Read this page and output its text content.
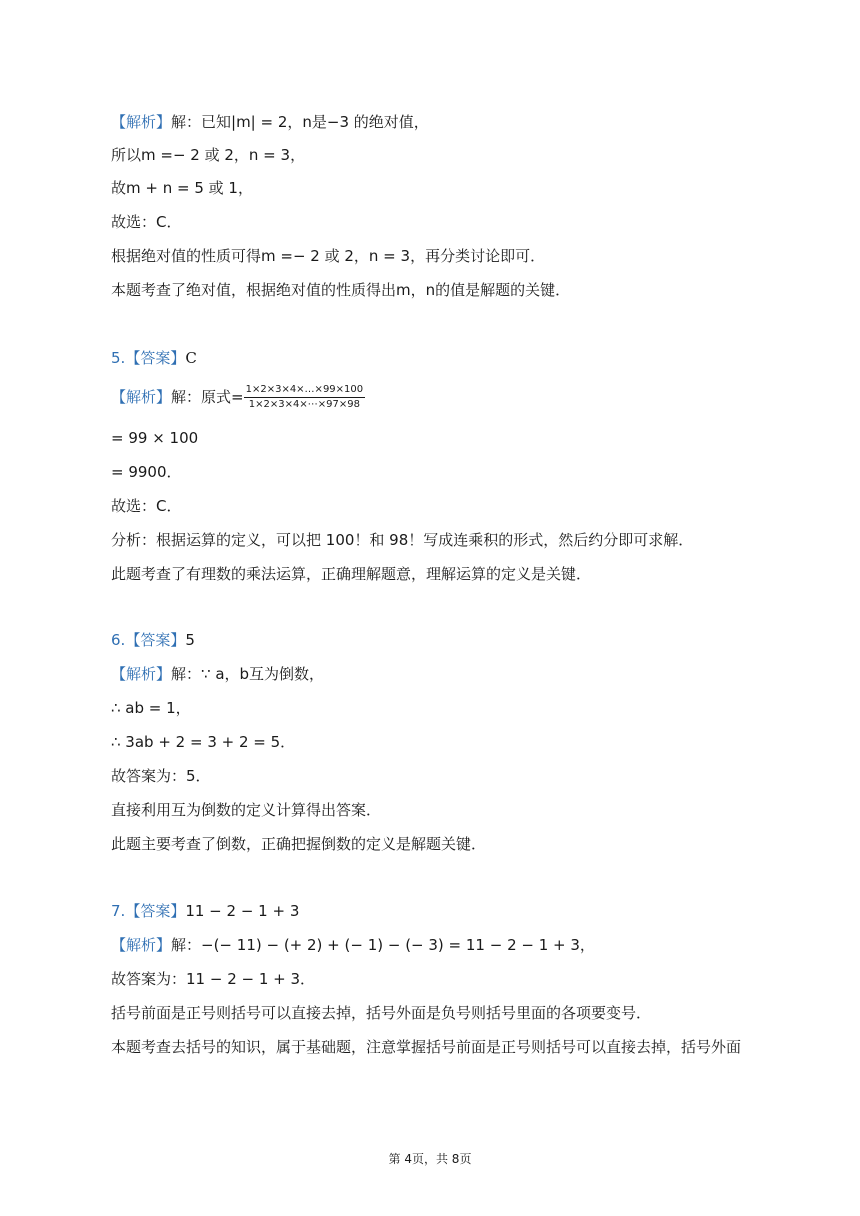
【解析】解：已知|m| = 2，n是−3 的绝对值，
所以m =− 2 或 2，n = 3，
故m + n = 5 或 1，
故选：C．
根据绝对值的性质可得m =− 2 或 2，n = 3，再分类讨论即可．
本题考查了绝对值，根据绝对值的性质得出m，n的值是解题的关键．
5.【答案】C
【解析】解：原式= $\frac{1\times 2\times 3\times 4\times\dots\times 99\times 100}{1\times 2\times 3\times 4\times\cdots\times 97\times 98}$
= 99 × 100
= 9900．
故选：C．
分析：根据运算的定义，可以把 100！和 98！写成连乘积的形式，然后约分即可求解．
此题考查了有理数的乘法运算，正确理解题意，理解运算的定义是关键．
6.【答案】5
【解析】解：∵ a，b互为倒数，
∴ ab = 1，
∴ 3ab + 2 = 3 + 2 = 5．
故答案为：5．
直接利用互为倒数的定义计算得出答案．
此题主要考查了倒数，正确把握倒数的定义是解题关键．
7.【答案】11 − 2 − 1 + 3
【解析】解：−(− 11) − (+ 2) + (− 1) − (− 3) = 11 − 2 − 1 + 3，
故答案为：11 − 2 − 1 + 3．
括号前面是正号则括号可以直接去掉，括号外面是负号则括号里面的各项要变号．
本题考查去括号的知识，属于基础题，注意掌握括号前面是正号则括号可以直接去掉，括号外面
第 4页，共 8页
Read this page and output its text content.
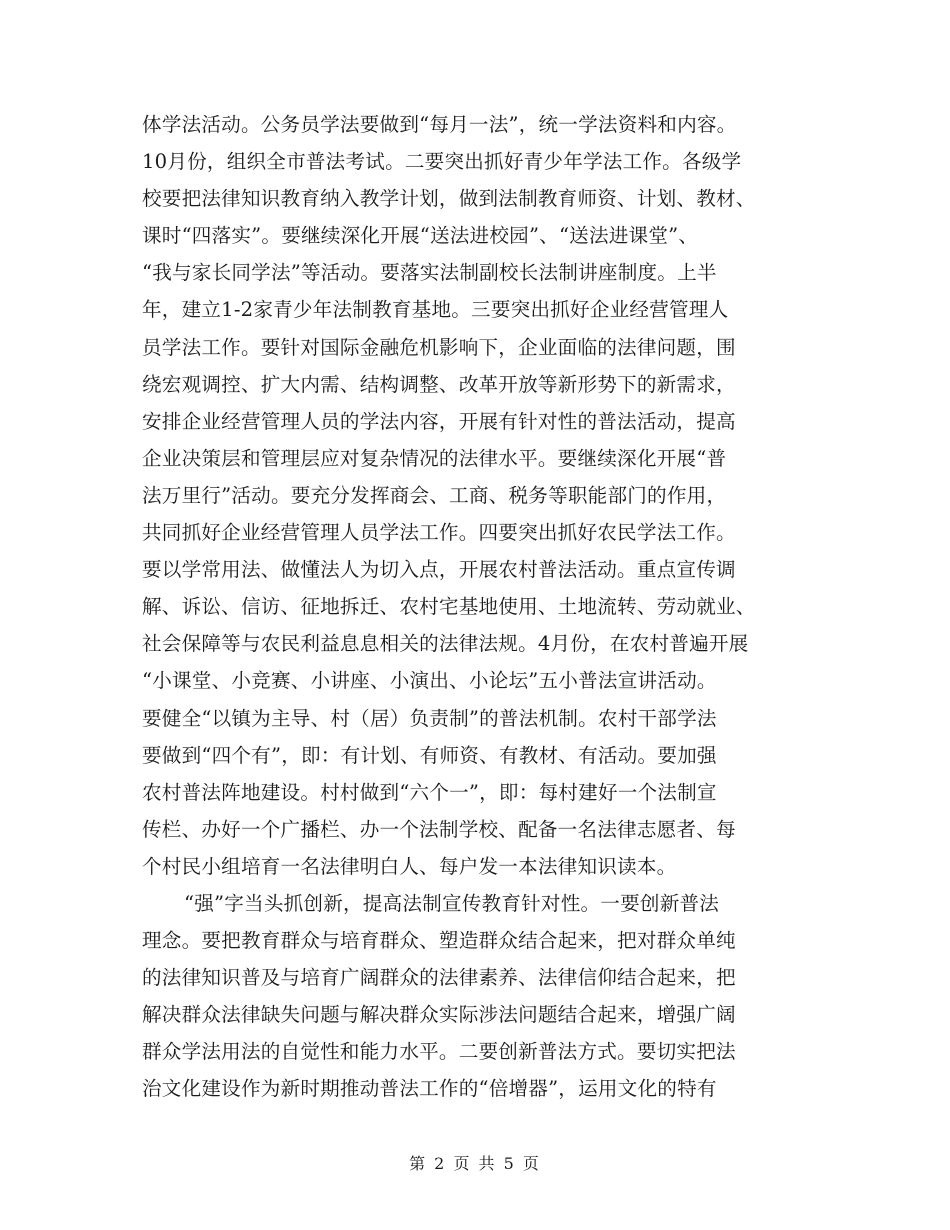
体学法活动。公务员学法要做到“每月一法”，统一学法资料和内容。
10月份，组织全市普法考试。二要突出抓好青少年学法工作。各级学
校要把法律知识教育纳入教学计划，做到法制教育师资、计划、教材、
课时“四落实”。要继续深化开展“送法进校园”、“送法进课堂”、
“我与家长同学法”等活动。要落实法制副校长法制讲座制度。上半
年，建立1-2家青少年法制教育基地。三要突出抓好企业经营管理人
员学法工作。要针对国际金融危机影响下，企业面临的法律问题，围
绕宏观调控、扩大内需、结构调整、改革开放等新形势下的新需求，
安排企业经营管理人员的学法内容，开展有针对性的普法活动，提高
企业决策层和管理层应对复杂情况的法律水平。要继续深化开展“普
法万里行”活动。要充分发挥商会、工商、税务等职能部门的作用，
共同抓好企业经营管理人员学法工作。四要突出抓好农民学法工作。
要以学常用法、做懂法人为切入点，开展农村普法活动。重点宣传调
解、诉讼、信访、征地拆迁、农村宅基地使用、土地流转、劳动就业、
社会保障等与农民利益息息相关的法律法规。4月份，在农村普遍开展
“小课堂、小竞赛、小讲座、小演出、小论坛”五小普法宣讲活动。
要健全“以镇为主导、村（居）负责制”的普法机制。农村干部学法
要做到“四个有”，即：有计划、有师资、有教材、有活动。要加强
农村普法阵地建设。村村做到“六个一”，即：每村建好一个法制宣
传栏、办好一个广播栏、办一个法制学校、配备一名法律志愿者、每
个村民小组培育一名法律明白人、每户发一本法律知识读本。
“强”字当头抓创新，提高法制宣传教育针对性。一要创新普法
理念。要把教育群众与培育群众、塑造群众结合起来，把对群众单纯
的法律知识普及与培育广阔群众的法律素养、法律信仰结合起来，把
解决群众法律缺失问题与解决群众实际涉法问题结合起来，增强广阔
群众学法用法的自觉性和能力水平。二要创新普法方式。要切实把法
治文化建设作为新时期推动普法工作的“倍增器”，运用文化的特有
第 2 页 共 5 页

**PROBLEM TO WORK ON**:
Except for the pictures, reproduce every line exactly.

**SOLVED EXERCISE**:
Read this page and output its text content.
【解析】解：已知|m| = 2，n是−3 的绝对值，
所以m =− 2 或 2，n = 3，
故m + n = 5 或 1，
故选：C．
根据绝对值的性质可得m =− 2 或 2，n = 3，再分类讨论即可．
本题考查了绝对值，根据绝对值的性质得出m，n的值是解题的关键．
5.【答案】C
【解析】解：原式= $\frac{1\times 2\times 3\times 4\times\dots\times 99\times 100}{1\times 2\times 3\times 4\times\cdots\times 97\times 98}$
= 99 × 100
= 9900．
故选：C．
分析：根据运算的定义，可以把 100！和 98！写成连乘积的形式，然后约分即可求解．
此题考查了有理数的乘法运算，正确理解题意，理解运算的定义是关键．
6.【答案】5
【解析】解：∵ a，b互为倒数，
∴ ab = 1，
∴ 3ab + 2 = 3 + 2 = 5．
故答案为：5．
直接利用互为倒数的定义计算得出答案．
此题主要考查了倒数，正确把握倒数的定义是解题关键．
7.【答案】11 − 2 − 1 + 3
【解析】解：−(− 11) − (+ 2) + (− 1) − (− 3) = 11 − 2 − 1 + 3，
故答案为：11 − 2 − 1 + 3．
括号前面是正号则括号可以直接去掉，括号外面是负号则括号里面的各项要变号．
本题考查去括号的知识，属于基础题，注意掌握括号前面是正号则括号可以直接去掉，括号外面
第 4页，共 8页
Read this page and output its text content.
体学法活动。公务员学法要做到“每月一法”，统一学法资料和内容。
10月份，组织全市普法考试。二要突出抓好青少年学法工作。各级学
校要把法律知识教育纳入教学计划，做到法制教育师资、计划、教材、
课时“四落实”。要继续深化开展“送法进校园”、“送法进课堂”、
“我与家长同学法”等活动。要落实法制副校长法制讲座制度。上半
年，建立1-2家青少年法制教育基地。三要突出抓好企业经营管理人
员学法工作。要针对国际金融危机影响下，企业面临的法律问题，围
绕宏观调控、扩大内需、结构调整、改革开放等新形势下的新需求，
安排企业经营管理人员的学法内容，开展有针对性的普法活动，提高
企业决策层和管理层应对复杂情况的法律水平。要继续深化开展“普
法万里行”活动。要充分发挥商会、工商、税务等职能部门的作用，
共同抓好企业经营管理人员学法工作。四要突出抓好农民学法工作。
要以学常用法、做懂法人为切入点，开展农村普法活动。重点宣传调
解、诉讼、信访、征地拆迁、农村宅基地使用、土地流转、劳动就业、
社会保障等与农民利益息息相关的法律法规。4月份，在农村普遍开展
“小课堂、小竞赛、小讲座、小演出、小论坛”五小普法宣讲活动。
要健全“以镇为主导、村（居）负责制”的普法机制。农村干部学法
要做到“四个有”，即：有计划、有师资、有教材、有活动。要加强
农村普法阵地建设。村村做到“六个一”，即：每村建好一个法制宣
传栏、办好一个广播栏、办一个法制学校、配备一名法律志愿者、每
个村民小组培育一名法律明白人、每户发一本法律知识读本。
“强”字当头抓创新，提高法制宣传教育针对性。一要创新普法
理念。要把教育群众与培育群众、塑造群众结合起来，把对群众单纯
的法律知识普及与培育广阔群众的法律素养、法律信仰结合起来，把
解决群众法律缺失问题与解决群众实际涉法问题结合起来，增强广阔
群众学法用法的自觉性和能力水平。二要创新普法方式。要切实把法
治文化建设作为新时期推动普法工作的“倍增器”，运用文化的特有
第 2 页 共 5 页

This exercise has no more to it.